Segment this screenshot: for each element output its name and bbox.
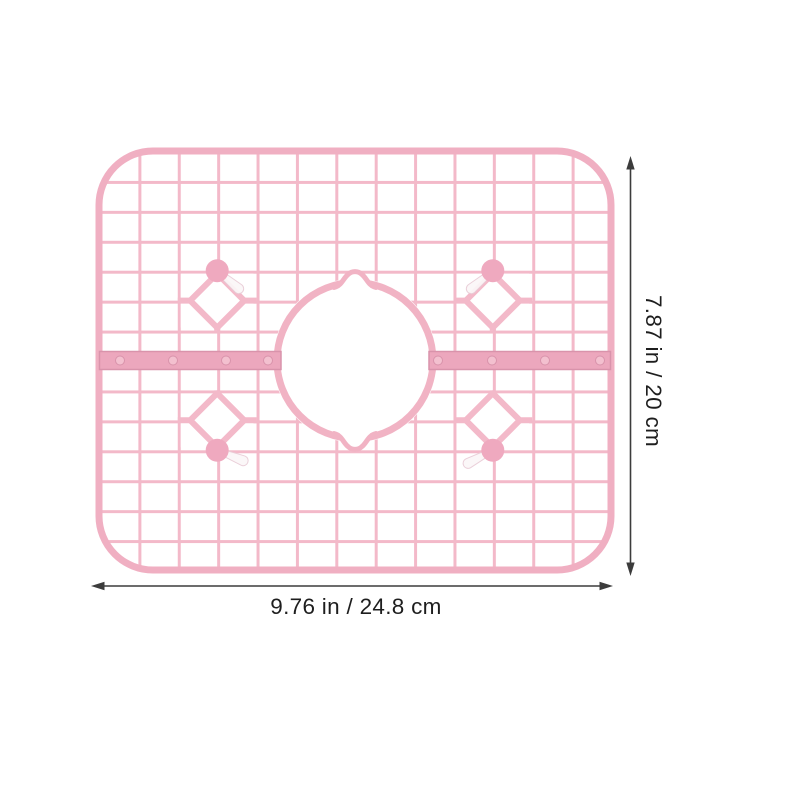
mounting-bar-left <box>100 352 282 370</box>
rivet <box>541 356 550 365</box>
width-dimension-label: 9.76 in / 24.8 cm <box>206 594 506 620</box>
arrowhead-left-icon <box>91 582 105 590</box>
product-dimension-diagram: 9.76 in / 24.8 cm 7.87 in / 20 cm <box>0 0 800 800</box>
arrowhead-right-icon <box>600 582 614 590</box>
mounting-bar-right <box>429 352 611 370</box>
rivet <box>264 356 273 365</box>
arrowhead-down-icon <box>626 563 634 577</box>
rivet <box>222 356 231 365</box>
rivet <box>169 356 178 365</box>
drain-ring <box>277 283 433 439</box>
rivet <box>434 356 443 365</box>
height-dimension-label: 7.87 in / 20 cm <box>640 221 666 521</box>
rivet <box>488 356 497 365</box>
rivet <box>596 356 605 365</box>
height-dimension-arrow <box>626 156 634 576</box>
sink-mat-illustration <box>0 0 800 800</box>
arrowhead-up-icon <box>626 156 634 170</box>
width-dimension-arrow <box>91 582 613 590</box>
rivet <box>116 356 125 365</box>
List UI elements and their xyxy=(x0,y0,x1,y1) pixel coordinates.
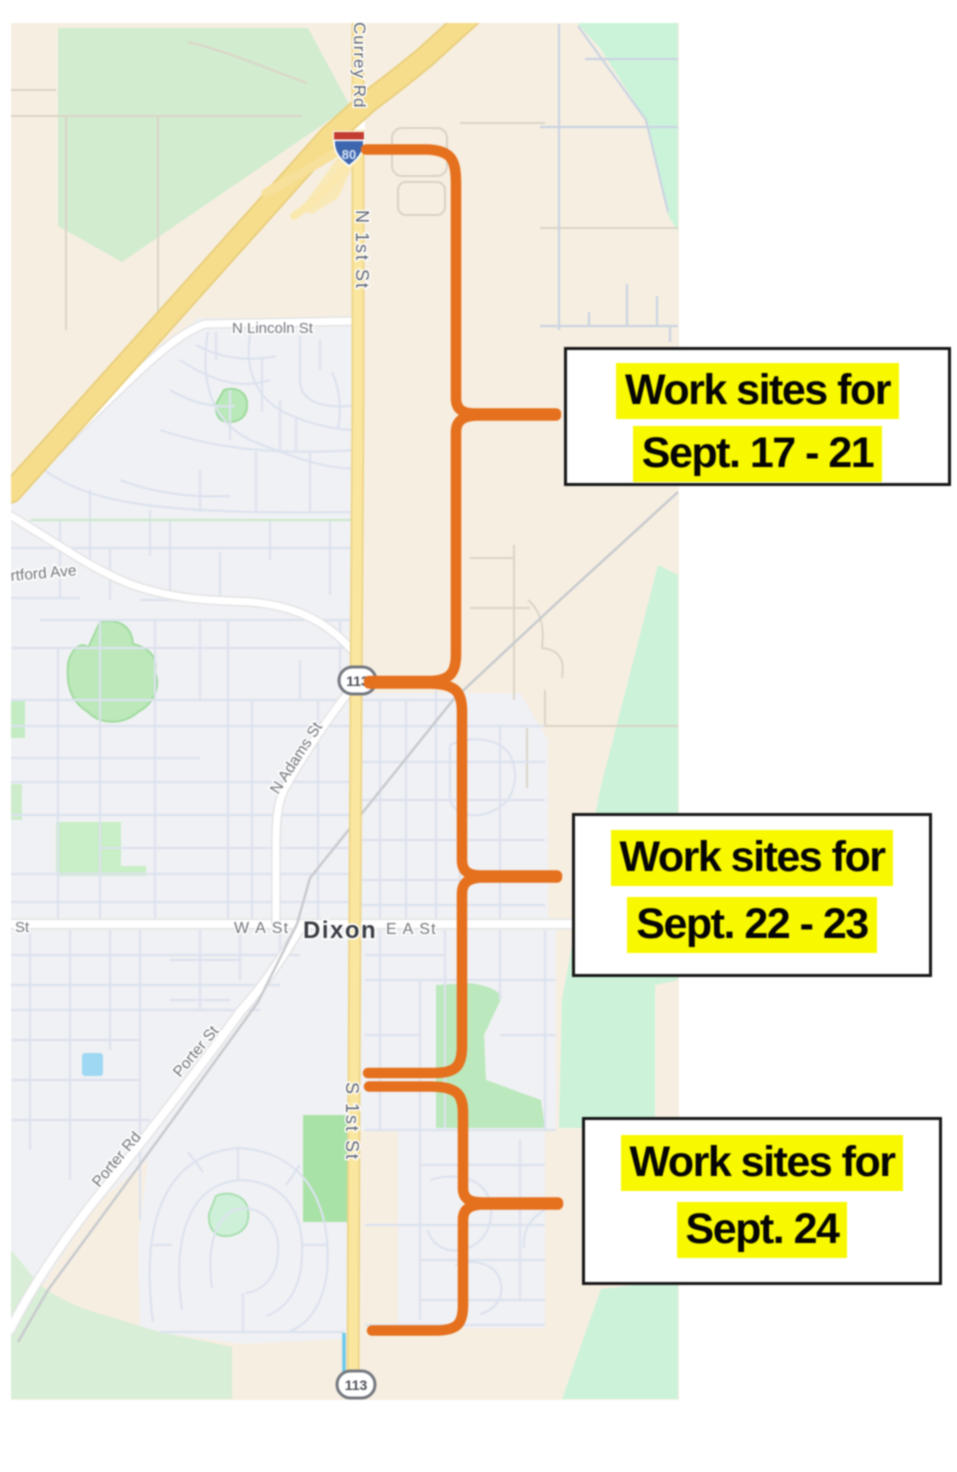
svg-text:N 1st St: N 1st St xyxy=(352,210,372,290)
svg-text:Currey Rd: Currey Rd xyxy=(350,22,369,108)
svg-text:S 1st St: S 1st St xyxy=(342,1082,362,1161)
svg-text:80: 80 xyxy=(342,147,356,162)
svg-text:W A St: W A St xyxy=(234,920,289,937)
svg-text:113: 113 xyxy=(345,1377,368,1393)
svg-text:Dixon: Dixon xyxy=(303,917,377,944)
svg-text:E A St: E A St xyxy=(386,921,437,938)
svg-text:St: St xyxy=(15,919,30,936)
svg-text:N Lincoln St: N Lincoln St xyxy=(232,320,314,337)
######
What you are asked to do:
Reproduce every line of the entries above verbatim, omitting the pictures.

The response:
Segment this screenshot: for each element output its name and bbox.
mounting-bar-left <box>100 352 282 370</box>
rivet <box>541 356 550 365</box>
width-dimension-label: 9.76 in / 24.8 cm <box>206 594 506 620</box>
arrowhead-left-icon <box>91 582 105 590</box>
product-dimension-diagram: 9.76 in / 24.8 cm 7.87 in / 20 cm <box>0 0 800 800</box>
arrowhead-right-icon <box>600 582 614 590</box>
mounting-bar-right <box>429 352 611 370</box>
rivet <box>264 356 273 365</box>
arrowhead-down-icon <box>626 563 634 577</box>
rivet <box>222 356 231 365</box>
rivet <box>169 356 178 365</box>
drain-ring <box>277 283 433 439</box>
rivet <box>434 356 443 365</box>
height-dimension-label: 7.87 in / 20 cm <box>640 221 666 521</box>
rivet <box>488 356 497 365</box>
rivet <box>596 356 605 365</box>
height-dimension-arrow <box>626 156 634 576</box>
sink-mat-illustration <box>0 0 800 800</box>
arrowhead-up-icon <box>626 156 634 170</box>
width-dimension-arrow <box>91 582 613 590</box>
rivet <box>116 356 125 365</box>
List UI elements and their xyxy=(x0,y0,x1,y1) pixel coordinates.
svg-text:N 1st St: N 1st St xyxy=(352,210,372,290)
svg-text:Currey Rd: Currey Rd xyxy=(350,22,369,108)
svg-text:S 1st St: S 1st St xyxy=(342,1082,362,1161)
svg-text:80: 80 xyxy=(342,147,356,162)
svg-text:W A St: W A St xyxy=(234,920,289,937)
svg-text:113: 113 xyxy=(345,1377,368,1393)
svg-text:Dixon: Dixon xyxy=(303,917,377,944)
svg-text:E A St: E A St xyxy=(386,921,437,938)
svg-text:St: St xyxy=(15,919,30,936)
svg-text:N Lincoln St: N Lincoln St xyxy=(232,320,314,337)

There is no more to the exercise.